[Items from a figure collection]
►
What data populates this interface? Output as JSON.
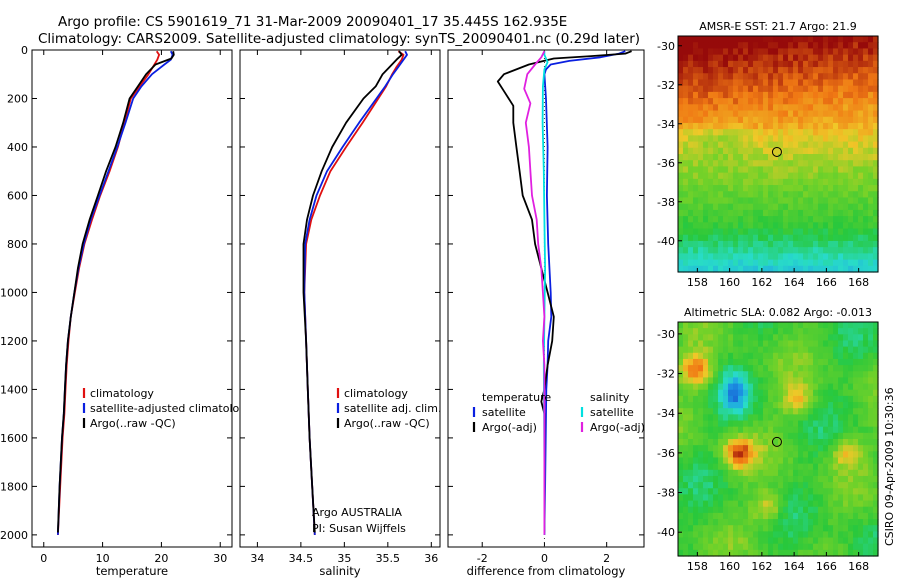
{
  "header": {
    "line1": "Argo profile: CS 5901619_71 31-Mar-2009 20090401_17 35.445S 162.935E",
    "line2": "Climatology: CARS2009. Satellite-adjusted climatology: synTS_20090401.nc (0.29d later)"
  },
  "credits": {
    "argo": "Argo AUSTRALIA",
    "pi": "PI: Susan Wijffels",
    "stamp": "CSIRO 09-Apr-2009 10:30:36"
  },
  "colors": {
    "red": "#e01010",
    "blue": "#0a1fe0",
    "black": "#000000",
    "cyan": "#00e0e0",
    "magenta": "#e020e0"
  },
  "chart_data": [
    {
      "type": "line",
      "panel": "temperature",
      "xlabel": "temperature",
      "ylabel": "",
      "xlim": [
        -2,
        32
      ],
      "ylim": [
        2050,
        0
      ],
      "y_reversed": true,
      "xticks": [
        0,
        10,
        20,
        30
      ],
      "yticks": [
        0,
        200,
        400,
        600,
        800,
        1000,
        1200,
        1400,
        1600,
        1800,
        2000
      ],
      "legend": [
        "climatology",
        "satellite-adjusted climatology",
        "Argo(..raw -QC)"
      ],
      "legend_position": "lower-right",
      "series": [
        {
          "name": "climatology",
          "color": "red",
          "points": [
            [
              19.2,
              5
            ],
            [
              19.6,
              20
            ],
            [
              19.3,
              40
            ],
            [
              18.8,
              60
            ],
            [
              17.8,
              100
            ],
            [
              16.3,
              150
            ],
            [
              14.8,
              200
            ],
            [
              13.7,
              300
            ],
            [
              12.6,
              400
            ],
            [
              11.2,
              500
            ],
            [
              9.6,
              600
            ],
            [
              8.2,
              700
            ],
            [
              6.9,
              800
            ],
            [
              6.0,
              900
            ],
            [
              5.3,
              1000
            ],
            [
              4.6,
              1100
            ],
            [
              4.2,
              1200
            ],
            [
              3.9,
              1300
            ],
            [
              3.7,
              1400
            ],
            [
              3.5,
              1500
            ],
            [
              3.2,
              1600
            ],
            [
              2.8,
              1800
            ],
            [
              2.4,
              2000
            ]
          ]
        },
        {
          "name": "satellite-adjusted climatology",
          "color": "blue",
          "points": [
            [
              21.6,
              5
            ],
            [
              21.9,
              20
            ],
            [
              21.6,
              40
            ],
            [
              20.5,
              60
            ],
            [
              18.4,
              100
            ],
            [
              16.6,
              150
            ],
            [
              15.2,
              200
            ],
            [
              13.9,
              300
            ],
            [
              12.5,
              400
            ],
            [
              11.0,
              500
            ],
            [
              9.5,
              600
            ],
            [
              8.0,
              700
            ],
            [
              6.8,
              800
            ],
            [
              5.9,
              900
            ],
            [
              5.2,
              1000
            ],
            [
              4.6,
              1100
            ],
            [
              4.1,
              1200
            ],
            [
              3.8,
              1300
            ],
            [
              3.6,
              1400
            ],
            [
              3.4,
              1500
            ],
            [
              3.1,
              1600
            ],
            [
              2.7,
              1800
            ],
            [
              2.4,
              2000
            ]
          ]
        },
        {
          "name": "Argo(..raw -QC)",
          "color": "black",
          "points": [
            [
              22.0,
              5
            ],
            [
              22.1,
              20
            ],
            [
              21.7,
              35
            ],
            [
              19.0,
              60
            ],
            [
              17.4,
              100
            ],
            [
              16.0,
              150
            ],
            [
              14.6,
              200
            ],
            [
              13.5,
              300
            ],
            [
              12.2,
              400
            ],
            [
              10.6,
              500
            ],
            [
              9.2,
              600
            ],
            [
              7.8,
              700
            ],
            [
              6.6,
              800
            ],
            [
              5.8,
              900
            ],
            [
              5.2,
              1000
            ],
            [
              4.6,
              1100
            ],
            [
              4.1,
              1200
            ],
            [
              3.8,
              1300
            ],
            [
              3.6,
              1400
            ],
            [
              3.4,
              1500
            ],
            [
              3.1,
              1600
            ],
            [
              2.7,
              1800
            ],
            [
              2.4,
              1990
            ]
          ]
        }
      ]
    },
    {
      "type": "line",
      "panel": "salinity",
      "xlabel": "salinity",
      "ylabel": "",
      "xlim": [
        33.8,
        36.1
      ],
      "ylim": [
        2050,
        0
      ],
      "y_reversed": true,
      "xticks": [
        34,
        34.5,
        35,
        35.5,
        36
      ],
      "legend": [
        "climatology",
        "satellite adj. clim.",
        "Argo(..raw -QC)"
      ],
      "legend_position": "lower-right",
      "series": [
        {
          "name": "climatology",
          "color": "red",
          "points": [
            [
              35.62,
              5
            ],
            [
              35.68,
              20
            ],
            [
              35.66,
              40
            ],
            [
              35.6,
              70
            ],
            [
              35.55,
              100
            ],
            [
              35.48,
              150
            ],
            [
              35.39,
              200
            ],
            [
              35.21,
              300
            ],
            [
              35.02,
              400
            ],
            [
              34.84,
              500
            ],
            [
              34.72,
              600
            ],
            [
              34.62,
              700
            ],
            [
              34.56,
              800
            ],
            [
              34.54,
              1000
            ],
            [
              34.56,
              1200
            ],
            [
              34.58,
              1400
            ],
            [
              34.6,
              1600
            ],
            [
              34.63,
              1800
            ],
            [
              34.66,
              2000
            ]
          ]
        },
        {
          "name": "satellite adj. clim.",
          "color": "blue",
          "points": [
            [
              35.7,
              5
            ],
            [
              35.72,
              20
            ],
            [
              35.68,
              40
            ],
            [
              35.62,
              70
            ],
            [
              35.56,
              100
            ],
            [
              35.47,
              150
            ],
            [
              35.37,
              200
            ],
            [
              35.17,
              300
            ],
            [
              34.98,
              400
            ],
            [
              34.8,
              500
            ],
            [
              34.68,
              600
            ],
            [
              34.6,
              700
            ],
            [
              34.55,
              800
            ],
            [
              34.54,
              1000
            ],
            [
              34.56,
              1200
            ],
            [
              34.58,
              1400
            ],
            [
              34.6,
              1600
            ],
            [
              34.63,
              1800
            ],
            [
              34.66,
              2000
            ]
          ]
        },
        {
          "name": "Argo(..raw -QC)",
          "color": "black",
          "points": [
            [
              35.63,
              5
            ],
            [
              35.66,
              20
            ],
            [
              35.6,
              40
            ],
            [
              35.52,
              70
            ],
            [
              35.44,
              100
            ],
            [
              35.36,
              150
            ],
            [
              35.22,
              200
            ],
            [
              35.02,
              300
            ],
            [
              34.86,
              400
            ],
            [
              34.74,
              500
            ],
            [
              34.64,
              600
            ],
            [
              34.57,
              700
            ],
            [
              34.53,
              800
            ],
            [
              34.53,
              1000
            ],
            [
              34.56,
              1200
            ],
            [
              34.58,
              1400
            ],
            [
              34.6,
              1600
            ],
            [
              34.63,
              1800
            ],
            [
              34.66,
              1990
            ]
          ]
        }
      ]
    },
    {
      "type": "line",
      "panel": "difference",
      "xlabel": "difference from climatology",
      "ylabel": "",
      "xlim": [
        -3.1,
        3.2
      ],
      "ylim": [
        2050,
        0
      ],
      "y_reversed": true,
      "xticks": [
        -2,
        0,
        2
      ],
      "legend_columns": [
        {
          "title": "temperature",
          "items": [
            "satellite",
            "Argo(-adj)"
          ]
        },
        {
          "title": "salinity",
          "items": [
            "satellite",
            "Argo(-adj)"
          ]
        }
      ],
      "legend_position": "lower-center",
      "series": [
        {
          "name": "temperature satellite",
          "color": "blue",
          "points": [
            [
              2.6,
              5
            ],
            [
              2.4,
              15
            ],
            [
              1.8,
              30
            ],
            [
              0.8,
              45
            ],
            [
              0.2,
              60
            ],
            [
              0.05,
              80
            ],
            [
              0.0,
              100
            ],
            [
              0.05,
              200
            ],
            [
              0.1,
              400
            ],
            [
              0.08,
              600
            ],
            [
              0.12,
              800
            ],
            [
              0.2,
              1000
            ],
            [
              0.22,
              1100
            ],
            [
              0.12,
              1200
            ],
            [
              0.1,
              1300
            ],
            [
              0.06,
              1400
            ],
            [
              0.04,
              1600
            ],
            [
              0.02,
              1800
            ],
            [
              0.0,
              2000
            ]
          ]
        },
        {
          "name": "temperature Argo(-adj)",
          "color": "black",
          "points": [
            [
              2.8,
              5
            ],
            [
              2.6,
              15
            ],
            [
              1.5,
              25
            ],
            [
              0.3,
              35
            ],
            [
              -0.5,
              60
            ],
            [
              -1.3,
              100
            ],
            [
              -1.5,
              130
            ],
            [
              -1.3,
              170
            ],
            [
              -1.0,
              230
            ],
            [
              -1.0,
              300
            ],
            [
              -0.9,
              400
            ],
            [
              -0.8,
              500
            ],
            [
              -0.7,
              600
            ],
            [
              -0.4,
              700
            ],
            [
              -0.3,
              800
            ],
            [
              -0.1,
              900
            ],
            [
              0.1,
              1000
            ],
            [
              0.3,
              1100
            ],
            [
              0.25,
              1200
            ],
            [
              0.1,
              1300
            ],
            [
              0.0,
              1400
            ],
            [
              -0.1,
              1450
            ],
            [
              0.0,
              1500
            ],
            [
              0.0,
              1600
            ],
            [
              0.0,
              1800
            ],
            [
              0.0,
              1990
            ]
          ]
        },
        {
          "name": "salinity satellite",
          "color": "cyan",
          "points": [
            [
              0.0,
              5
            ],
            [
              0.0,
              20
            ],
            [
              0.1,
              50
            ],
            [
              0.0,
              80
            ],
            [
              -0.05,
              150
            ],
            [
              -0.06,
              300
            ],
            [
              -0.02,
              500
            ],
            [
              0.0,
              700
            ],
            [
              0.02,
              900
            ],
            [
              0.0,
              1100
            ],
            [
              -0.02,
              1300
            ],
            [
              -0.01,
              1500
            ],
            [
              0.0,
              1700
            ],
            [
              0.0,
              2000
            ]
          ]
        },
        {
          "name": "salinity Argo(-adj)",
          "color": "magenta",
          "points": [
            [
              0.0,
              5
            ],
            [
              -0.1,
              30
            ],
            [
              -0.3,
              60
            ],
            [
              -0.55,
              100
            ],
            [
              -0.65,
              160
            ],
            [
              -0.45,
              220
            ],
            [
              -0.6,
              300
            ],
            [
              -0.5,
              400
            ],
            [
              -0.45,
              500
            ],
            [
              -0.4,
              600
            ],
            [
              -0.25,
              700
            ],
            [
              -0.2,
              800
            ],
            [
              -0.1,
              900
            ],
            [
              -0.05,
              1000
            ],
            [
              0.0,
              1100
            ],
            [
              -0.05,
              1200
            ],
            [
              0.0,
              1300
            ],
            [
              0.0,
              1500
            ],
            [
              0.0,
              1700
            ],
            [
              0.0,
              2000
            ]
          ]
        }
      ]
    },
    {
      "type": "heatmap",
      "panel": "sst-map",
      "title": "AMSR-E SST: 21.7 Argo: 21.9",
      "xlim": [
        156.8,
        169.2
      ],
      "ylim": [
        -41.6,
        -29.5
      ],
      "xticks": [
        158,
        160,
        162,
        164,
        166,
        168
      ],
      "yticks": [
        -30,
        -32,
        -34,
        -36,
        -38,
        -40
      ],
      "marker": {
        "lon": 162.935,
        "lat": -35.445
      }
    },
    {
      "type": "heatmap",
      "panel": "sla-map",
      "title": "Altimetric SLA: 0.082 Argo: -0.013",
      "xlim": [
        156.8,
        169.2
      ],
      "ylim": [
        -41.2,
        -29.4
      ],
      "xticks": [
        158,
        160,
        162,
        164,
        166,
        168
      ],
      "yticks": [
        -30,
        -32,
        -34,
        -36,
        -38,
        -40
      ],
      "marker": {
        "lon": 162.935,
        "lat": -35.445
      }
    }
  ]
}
◄
__Task instructions__. Pick out and copy the lines of the entries that hold the string "adjusted".

__Answer below__.
    "line2": "Climatology: CARS2009. Satellite-adjusted climatology: synTS_20090401.nc (0.29d later)"
        "satellite-adjusted climatology",
          "name": "satellite-adjusted climatology",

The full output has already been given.